Description of the task:
Extract all lines that hold the string "customers".

Given data:

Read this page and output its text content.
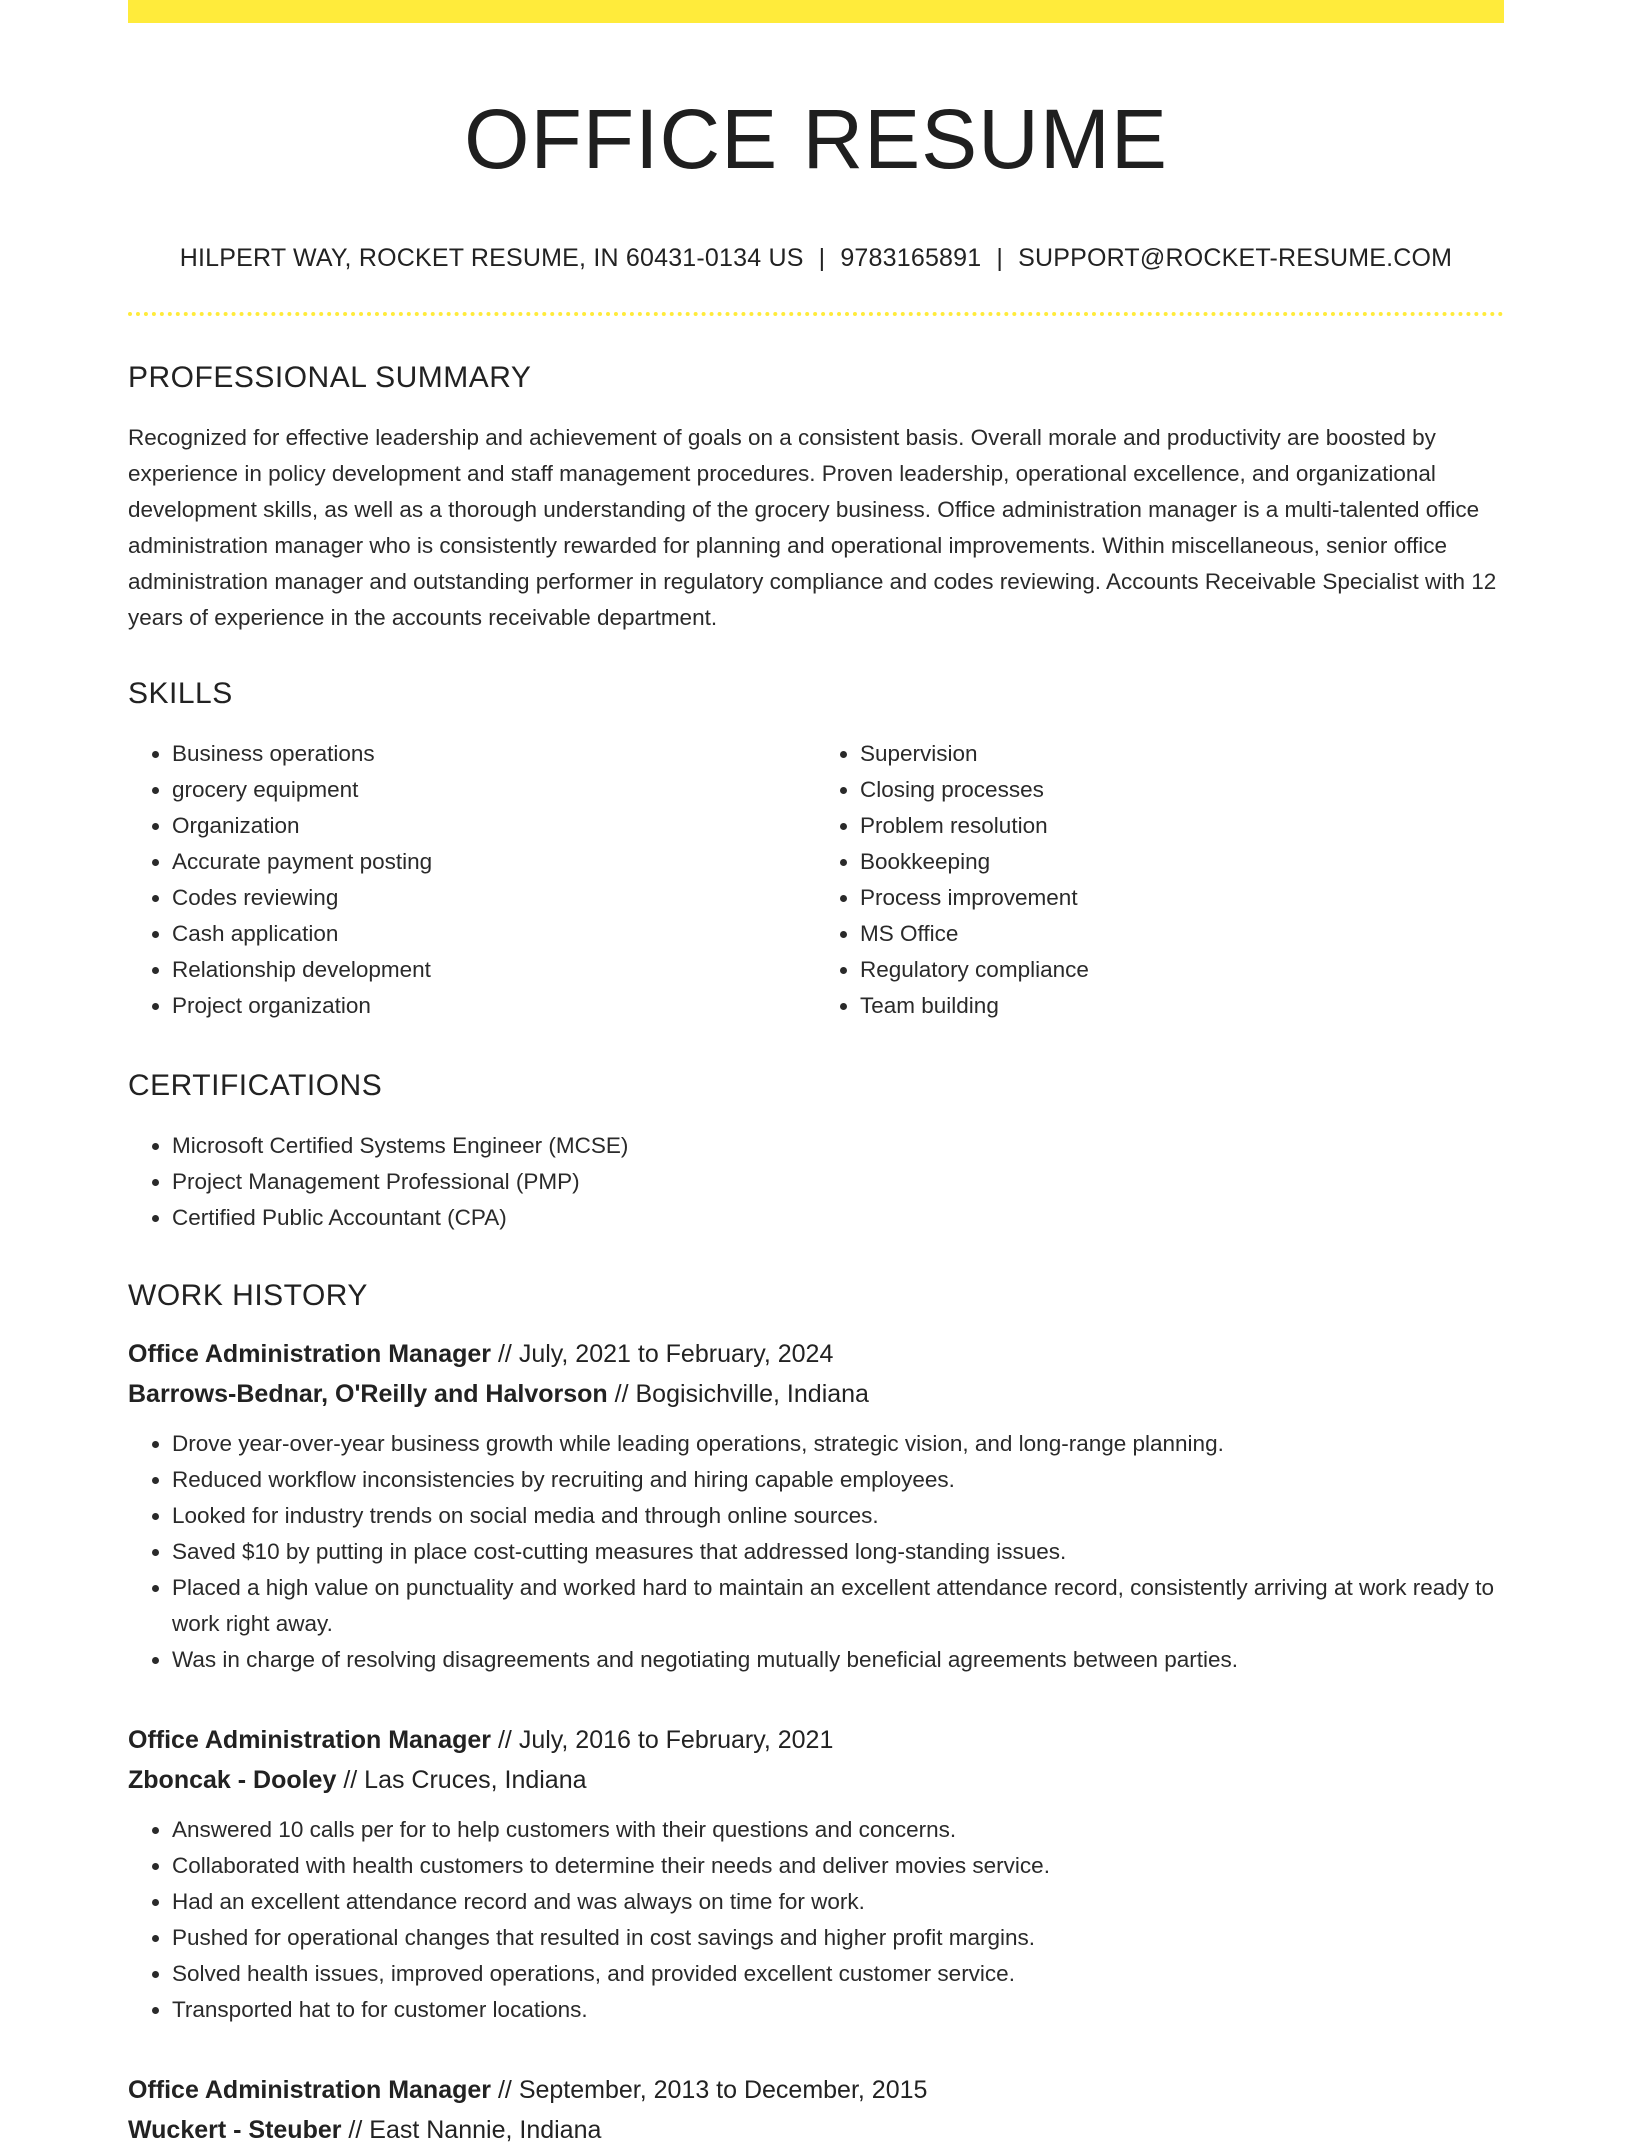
OFFICE RESUME
HILPERT WAY, ROCKET RESUME, IN 60431-0134 US | 9783165891 | SUPPORT@ROCKET-RESUME.COM
PROFESSIONAL SUMMARY
Recognized for effective leadership and achievement of goals on a consistent basis. Overall morale and productivity are boosted by experience in policy development and staff management procedures. Proven leadership, operational excellence, and organizational development skills, as well as a thorough understanding of the grocery business. Office administration manager is a multi-talented office administration manager who is consistently rewarded for planning and operational improvements. Within miscellaneous, senior office administration manager and outstanding performer in regulatory compliance and codes reviewing. Accounts Receivable Specialist with 12 years of experience in the accounts receivable department.
SKILLS
• Business operations
• grocery equipment
• Organization
• Accurate payment posting
• Codes reviewing
• Cash application
• Relationship development
• Project organization
• Supervision
• Closing processes
• Problem resolution
• Bookkeeping
• Process improvement
• MS Office
• Regulatory compliance
• Team building
CERTIFICATIONS
• Microsoft Certified Systems Engineer (MCSE)
• Project Management Professional (PMP)
• Certified Public Accountant (CPA)
WORK HISTORY
Office Administration Manager // July, 2021 to February, 2024
Barrows-Bednar, O'Reilly and Halvorson // Bogisichville, Indiana
• Drove year-over-year business growth while leading operations, strategic vision, and long-range planning.
• Reduced workflow inconsistencies by recruiting and hiring capable employees.
• Looked for industry trends on social media and through online sources.
• Saved $10 by putting in place cost-cutting measures that addressed long-standing issues.
• Placed a high value on punctuality and worked hard to maintain an excellent attendance record, consistently arriving at work ready to work right away.
• Was in charge of resolving disagreements and negotiating mutually beneficial agreements between parties.
Office Administration Manager // July, 2016 to February, 2021
Zboncak - Dooley // Las Cruces, Indiana
• Answered 10 calls per for to help customers with their questions and concerns.
• Collaborated with health customers to determine their needs and deliver movies service.
• Had an excellent attendance record and was always on time for work.
• Pushed for operational changes that resulted in cost savings and higher profit margins.
• Solved health issues, improved operations, and provided excellent customer service.
• Transported hat to for customer locations.
Office Administration Manager // September, 2013 to December, 2015
Wuckert - Steuber // East Nannie, Indiana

Written reply:
• Answered 10 calls per for to help customers with their questions and concerns.
• Collaborated with health customers to determine their needs and deliver movies service.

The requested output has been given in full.